— start of Provided records —

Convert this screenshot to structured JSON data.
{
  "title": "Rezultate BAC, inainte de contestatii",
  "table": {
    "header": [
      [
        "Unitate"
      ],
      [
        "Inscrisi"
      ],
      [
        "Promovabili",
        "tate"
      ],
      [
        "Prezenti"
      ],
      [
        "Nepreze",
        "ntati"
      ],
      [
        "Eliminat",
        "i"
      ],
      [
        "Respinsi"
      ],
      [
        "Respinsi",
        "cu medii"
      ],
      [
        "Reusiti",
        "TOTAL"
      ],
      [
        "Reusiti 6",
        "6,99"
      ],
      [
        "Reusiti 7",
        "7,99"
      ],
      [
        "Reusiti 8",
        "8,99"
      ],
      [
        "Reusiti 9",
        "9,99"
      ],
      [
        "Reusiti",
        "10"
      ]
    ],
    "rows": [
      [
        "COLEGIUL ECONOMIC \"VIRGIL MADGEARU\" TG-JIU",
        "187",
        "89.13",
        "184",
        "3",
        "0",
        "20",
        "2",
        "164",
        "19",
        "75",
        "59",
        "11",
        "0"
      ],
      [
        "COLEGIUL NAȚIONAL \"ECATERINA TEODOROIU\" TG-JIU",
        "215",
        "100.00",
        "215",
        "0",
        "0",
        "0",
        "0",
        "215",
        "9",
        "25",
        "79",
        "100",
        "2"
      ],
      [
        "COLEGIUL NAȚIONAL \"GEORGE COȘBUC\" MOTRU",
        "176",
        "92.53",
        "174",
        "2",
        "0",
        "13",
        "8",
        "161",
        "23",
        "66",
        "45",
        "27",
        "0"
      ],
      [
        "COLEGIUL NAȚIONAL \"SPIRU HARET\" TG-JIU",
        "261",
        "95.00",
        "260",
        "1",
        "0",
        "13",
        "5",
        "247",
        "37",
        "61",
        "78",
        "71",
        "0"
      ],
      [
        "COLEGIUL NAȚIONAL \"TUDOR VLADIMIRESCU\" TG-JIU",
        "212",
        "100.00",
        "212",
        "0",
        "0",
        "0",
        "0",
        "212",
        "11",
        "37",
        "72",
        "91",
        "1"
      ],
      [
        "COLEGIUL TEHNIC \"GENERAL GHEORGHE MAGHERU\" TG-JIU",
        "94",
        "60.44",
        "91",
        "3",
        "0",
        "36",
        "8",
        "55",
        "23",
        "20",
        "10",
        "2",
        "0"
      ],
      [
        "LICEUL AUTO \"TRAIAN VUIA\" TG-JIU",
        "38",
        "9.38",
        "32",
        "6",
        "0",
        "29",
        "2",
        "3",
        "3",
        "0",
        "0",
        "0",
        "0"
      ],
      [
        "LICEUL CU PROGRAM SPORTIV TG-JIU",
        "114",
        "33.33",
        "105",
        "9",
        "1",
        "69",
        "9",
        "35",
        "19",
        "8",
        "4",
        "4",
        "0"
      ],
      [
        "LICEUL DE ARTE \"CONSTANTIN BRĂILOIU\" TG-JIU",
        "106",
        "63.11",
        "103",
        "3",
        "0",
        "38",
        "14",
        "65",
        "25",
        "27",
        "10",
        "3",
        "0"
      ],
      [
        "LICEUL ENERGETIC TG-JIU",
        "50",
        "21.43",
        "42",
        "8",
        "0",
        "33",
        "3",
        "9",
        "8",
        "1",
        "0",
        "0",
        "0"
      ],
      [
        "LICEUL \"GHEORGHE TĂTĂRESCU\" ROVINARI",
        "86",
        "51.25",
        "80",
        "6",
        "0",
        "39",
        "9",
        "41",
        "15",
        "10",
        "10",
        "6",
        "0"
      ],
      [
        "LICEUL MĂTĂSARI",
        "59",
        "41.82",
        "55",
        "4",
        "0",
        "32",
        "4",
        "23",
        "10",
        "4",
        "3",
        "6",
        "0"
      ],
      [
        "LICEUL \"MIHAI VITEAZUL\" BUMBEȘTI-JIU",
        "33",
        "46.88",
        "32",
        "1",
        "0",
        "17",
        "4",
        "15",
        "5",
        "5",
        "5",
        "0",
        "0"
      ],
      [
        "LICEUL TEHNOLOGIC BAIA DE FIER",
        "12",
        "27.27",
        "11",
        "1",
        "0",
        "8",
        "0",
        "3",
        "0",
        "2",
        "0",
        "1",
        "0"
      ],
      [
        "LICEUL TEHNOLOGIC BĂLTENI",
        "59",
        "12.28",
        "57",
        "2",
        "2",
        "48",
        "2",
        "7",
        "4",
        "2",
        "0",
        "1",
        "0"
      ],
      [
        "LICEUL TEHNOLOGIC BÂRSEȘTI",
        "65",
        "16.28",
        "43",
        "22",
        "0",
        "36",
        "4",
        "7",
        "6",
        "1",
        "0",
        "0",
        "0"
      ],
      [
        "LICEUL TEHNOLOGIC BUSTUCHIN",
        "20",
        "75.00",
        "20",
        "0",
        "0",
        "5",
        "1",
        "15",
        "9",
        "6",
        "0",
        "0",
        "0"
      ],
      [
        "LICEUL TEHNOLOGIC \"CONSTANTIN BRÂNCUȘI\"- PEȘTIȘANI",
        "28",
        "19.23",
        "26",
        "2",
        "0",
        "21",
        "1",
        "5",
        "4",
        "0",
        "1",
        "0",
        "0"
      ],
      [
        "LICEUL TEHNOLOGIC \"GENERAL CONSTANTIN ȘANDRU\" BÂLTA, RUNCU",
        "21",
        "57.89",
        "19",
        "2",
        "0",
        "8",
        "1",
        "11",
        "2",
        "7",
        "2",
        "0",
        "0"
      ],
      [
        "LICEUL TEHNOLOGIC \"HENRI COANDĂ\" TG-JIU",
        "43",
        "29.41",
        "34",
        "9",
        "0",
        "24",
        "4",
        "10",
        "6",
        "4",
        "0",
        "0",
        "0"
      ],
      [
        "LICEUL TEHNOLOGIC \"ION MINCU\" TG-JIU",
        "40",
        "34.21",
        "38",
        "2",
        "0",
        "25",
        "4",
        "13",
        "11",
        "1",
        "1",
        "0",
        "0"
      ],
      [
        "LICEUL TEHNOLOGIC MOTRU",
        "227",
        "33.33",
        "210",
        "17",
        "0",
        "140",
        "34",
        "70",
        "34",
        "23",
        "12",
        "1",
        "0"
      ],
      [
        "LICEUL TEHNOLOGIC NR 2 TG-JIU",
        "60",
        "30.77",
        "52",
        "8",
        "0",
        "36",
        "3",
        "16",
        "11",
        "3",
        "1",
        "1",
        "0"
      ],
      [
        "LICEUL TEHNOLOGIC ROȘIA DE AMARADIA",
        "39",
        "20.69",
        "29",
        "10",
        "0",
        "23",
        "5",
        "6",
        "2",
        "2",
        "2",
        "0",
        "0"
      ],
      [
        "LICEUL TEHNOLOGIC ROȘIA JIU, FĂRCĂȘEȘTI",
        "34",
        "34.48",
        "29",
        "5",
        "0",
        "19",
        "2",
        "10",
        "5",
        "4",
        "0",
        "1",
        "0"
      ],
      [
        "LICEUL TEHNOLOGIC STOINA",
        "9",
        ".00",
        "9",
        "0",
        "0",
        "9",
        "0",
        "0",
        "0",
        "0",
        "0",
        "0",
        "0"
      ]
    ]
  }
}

— end of Provided records —

## Set task
List every line in the records above that contains the word "GENERAL".

## Task output
        "COLEGIUL TEHNIC \"GENERAL GHEORGHE MAGHERU\" TG-JIU",
        "LICEUL TEHNOLOGIC \"GENERAL CONSTANTIN ȘANDRU\" BÂLTA, RUNCU",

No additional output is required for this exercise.